◆ **Task objective**
Starting at the first of the rows and ending with the line that contains "1671, 764, 1719]", write those lines out again, switching "bounding boxes" to "coordinates" and leaving everything else unchanged.

◆ **Recorded data**
# # # #
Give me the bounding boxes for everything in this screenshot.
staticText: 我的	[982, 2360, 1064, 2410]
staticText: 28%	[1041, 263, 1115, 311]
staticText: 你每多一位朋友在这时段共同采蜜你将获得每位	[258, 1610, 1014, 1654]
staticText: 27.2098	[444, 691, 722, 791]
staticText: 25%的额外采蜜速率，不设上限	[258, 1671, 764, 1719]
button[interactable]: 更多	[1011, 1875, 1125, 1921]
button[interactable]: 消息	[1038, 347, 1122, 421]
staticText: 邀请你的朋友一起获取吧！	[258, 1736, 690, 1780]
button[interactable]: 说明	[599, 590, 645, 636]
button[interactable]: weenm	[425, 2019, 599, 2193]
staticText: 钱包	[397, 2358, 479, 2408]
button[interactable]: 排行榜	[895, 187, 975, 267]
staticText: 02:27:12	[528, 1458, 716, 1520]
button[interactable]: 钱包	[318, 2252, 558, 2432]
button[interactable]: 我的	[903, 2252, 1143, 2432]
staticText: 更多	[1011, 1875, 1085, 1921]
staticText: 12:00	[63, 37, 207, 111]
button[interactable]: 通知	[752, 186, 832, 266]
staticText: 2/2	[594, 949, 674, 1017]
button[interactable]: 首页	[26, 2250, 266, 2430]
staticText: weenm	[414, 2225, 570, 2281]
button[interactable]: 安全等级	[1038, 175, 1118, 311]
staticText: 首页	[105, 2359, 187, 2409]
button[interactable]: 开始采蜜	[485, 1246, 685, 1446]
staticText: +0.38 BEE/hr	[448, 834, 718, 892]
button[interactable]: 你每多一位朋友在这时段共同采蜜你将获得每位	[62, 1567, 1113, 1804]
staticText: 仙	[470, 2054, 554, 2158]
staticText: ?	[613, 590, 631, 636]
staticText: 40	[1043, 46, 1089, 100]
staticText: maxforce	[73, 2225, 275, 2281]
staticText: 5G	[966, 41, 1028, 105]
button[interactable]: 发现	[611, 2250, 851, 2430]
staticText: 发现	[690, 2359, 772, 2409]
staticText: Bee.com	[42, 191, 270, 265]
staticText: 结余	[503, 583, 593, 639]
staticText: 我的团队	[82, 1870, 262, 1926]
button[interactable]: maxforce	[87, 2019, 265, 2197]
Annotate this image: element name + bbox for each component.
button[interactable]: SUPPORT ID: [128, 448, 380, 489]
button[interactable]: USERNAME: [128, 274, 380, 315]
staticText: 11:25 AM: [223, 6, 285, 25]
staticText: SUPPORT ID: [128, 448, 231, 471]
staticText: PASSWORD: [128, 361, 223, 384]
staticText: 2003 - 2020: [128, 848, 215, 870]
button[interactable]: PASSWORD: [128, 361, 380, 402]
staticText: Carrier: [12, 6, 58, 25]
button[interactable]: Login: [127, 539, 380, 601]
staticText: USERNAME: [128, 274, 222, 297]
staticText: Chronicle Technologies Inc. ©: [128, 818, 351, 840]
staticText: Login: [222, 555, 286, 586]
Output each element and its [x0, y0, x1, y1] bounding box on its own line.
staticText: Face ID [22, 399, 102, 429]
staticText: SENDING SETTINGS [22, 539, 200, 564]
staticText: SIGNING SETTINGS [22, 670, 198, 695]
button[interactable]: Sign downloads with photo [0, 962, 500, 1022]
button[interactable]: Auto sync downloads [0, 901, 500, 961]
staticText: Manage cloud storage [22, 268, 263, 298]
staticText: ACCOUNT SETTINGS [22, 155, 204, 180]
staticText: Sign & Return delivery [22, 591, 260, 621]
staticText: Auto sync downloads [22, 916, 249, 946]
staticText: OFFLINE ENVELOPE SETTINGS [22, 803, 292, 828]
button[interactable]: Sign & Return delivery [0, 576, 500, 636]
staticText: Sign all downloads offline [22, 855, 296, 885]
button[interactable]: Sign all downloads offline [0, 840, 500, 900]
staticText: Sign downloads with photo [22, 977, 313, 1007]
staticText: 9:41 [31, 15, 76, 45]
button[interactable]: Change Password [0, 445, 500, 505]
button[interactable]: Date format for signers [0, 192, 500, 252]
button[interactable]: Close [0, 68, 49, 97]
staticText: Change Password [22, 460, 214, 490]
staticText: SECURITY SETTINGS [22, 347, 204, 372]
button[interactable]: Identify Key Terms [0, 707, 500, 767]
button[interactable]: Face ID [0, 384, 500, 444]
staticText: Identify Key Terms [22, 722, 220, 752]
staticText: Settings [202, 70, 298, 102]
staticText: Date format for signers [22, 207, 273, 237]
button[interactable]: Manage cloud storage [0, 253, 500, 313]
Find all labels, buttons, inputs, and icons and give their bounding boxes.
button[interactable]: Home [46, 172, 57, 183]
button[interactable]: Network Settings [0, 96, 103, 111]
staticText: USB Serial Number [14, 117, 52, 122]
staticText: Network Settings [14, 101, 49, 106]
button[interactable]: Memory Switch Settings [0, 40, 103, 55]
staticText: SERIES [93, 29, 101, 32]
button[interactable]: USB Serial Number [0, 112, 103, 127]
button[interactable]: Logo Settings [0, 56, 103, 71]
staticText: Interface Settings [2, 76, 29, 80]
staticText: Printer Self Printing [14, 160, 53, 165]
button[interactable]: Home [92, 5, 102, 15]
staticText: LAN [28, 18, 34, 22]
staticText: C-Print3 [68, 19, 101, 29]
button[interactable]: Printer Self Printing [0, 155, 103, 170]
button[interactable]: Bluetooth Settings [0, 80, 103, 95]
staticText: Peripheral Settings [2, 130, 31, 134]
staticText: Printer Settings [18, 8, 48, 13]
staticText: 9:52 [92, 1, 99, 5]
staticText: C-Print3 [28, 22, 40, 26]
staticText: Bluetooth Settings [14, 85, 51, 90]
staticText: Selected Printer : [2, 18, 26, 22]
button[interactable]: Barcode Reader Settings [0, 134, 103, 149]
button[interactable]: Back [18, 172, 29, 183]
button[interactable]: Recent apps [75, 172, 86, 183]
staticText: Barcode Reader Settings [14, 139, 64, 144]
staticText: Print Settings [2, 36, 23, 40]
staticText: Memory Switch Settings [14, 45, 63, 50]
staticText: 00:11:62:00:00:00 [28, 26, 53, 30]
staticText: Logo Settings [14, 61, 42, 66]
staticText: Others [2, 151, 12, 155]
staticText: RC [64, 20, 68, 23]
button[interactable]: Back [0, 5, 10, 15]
# # # #
◆ **Final result**
Give me the coordinates for everything in this screenshot.
staticText: 我的	[982, 2360, 1064, 2410]
staticText: 28%	[1041, 263, 1115, 311]
staticText: 你每多一位朋友在这时段共同采蜜你将获得每位	[258, 1610, 1014, 1654]
staticText: 27.2098	[444, 691, 722, 791]
staticText: 25%的额外采蜜速率，不设上限	[258, 1671, 764, 1719]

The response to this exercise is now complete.